Brano del documento:
-------

Lo “smarino” del Terzo Valico: ottima occasione per nascondere rifiuti.

Chi vuole realizzare il tunnel del Terzo Valico si trova a dover mettere da qualche parte circa 10 milioni di metri cubi di “smarino”.

Esso è composto da roccia, da terra, ma anche (e lo dicono le delibere di approvazione del Terzo Valico) da amianto e dai materiali (inquinanti) che vengono usati per stabilizzare il terreno quando è troppo poco consistente.

Dieci milioni di metri cubi sono davvero molti, e si è pensato di smaltirli riempiendo una ventina di cave localizzate in vari comuni tra cui Alessandria, Tortona, Pontecurone, Pozzolo Formigaro e Sezzadio.

Sono più di un milione di camion di materiale che, uno ogni pochi minuti, giorno e notte, per anni andrebbero a versare lo smarino nelle diverse cave.

E’ evidente che questo rappresenta un’occasione d’oro per la criminalità che si occupa dello smaltimento illegale dei rifiuti pericolosi.

Basta accordarsi con il proprietario della cava (che peraltro non è impermeabilizzata), scaricarci i rifiuti, e subito dopo ricoprirli con un carico di smarino. Turlupinando gli italiani, Ministro della Salute in testa.

Dieci milioni di metri cubi di smarino permettono lo smaltimento di una quantità enorme di rifiuti. Un affare colossale, e si può ritenere che il più facoltoso tra gli sponsor occulti del Terzo Valico sia la mafia dei rifiuti. Non ci sono conferme in merito, ma di certo essa non figura tra i notav.

-------

Usando le informazioni:
- 1) Come si traduce in inglese questa frase del brano sullo smarino del Terzo Valico: "Chi vuole realizzare il tunnel del Terzo Valico si trova a dover mettere da qualche parte circa 10 milioni di metri cubi di “smarino”."?
- 2) Le seguenti affermazioni concordano con il brano sullo smarino del Terzo Valico? Per ciascuna rispondi sì o no e cita le parole del brano che lo stabiliscono. (a) Lo smarino comprende anche amianto. (b) Le cave destinate a ricevere lo smarino sono impermeabilizzate. (c) Il brano riporta conferme sul fatto che la mafia dei rifiuti sia uno sponsor occulto del Terzo Valico.
- 3) Prolunga il brano sullo smarino del Terzo Valico con qualche frase che riprenda dal punto in cui si interrompe.

Estratti del dataset
-------

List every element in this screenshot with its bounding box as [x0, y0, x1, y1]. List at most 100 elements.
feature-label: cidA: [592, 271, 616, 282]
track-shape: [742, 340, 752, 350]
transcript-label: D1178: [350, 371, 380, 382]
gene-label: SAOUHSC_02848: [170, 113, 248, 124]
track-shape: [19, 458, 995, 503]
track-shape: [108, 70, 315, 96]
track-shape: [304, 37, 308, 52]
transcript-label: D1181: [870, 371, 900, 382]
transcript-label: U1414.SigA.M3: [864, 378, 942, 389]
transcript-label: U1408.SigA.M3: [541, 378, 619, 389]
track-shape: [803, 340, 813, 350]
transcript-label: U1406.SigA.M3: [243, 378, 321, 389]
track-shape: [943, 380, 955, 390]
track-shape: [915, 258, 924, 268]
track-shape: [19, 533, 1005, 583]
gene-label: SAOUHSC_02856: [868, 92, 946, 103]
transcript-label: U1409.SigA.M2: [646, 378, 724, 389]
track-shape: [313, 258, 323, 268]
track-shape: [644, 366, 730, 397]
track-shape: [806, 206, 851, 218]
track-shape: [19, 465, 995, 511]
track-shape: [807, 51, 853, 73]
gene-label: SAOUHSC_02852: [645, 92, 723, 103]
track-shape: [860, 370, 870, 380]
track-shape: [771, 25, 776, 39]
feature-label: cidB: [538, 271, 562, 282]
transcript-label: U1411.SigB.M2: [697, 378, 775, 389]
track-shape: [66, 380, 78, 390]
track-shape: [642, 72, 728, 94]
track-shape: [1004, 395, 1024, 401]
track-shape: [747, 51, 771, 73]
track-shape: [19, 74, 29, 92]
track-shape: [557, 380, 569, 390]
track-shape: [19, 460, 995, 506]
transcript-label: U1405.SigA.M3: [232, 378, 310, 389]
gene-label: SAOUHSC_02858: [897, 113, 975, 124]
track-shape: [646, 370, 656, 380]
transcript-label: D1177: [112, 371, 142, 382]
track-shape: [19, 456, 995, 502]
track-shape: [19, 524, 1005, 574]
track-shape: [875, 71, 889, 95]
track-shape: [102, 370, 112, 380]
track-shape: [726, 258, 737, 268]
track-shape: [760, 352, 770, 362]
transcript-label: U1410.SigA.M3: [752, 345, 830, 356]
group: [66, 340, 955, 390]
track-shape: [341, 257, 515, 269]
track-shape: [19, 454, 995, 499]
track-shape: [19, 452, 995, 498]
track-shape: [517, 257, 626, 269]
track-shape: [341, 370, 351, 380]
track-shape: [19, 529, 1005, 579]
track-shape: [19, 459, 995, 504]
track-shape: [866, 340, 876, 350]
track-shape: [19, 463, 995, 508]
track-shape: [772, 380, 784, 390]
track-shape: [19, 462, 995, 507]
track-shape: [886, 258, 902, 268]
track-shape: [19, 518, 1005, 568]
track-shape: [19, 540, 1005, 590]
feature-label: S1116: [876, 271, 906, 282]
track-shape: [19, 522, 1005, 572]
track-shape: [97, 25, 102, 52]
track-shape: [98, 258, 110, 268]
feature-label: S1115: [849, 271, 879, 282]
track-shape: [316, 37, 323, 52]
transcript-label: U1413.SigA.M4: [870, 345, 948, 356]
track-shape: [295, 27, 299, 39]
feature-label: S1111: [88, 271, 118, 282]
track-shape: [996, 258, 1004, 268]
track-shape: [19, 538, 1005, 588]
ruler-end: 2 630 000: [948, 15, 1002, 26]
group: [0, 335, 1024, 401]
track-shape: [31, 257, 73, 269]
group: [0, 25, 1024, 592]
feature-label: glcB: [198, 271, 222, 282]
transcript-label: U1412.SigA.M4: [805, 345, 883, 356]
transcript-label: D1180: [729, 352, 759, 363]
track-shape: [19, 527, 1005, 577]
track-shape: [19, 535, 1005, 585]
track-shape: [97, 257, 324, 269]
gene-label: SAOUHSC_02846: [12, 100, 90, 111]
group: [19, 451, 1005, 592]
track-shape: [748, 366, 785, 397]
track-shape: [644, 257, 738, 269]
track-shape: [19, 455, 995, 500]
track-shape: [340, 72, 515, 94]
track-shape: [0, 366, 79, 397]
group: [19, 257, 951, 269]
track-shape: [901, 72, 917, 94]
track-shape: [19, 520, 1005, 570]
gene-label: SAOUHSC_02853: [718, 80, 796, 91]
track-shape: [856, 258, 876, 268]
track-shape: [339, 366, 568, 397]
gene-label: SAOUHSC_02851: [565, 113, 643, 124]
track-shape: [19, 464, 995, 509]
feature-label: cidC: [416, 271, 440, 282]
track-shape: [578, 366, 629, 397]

-------

Elenco delle risposte:
- 1) Whoever wants to build the Terzo Valico tunnel finds themselves having to put about 10 million cubic meters of "smarino" somewhere.

- 2)
(a) Sì: "da amianto e dai materiali (inquinanti) che vengono usati per stabilizzare il terreno".
(b) No: "che peraltro non è impermeabilizzata".
(c) No: "Non ci sono conferme in merito".

- 3)
Nelle delibere di approvazione di Provincia di Alessandria, Regione Piemonte e Cipe non è scritto nulla sui controlli necessari a far sì che le suddette cave non vengano utilizzate per scaricarvi rifiuti, e questo fa nascere altri sospetti.

Non solo: stante l’insufficiente numero dei carotaggi effettuati c’è anche il rischio che le quantità di amianto e di stabilizzanti siano molto superiori a quanto calcolato da Cociv.

Infine sembra che alcune delle cave approvate da Regione e Provincia siano diventate indisponibili e che per questo verrebbero utilizzate altre cave, precedentemente nemmeno prese in considerazione o, peggio, giudicate negativamente da tali enti.

Tutto questo dovrebbe suscitare l’attenzione di tutti gli enti interessati, a partire dal Ministero della Salute.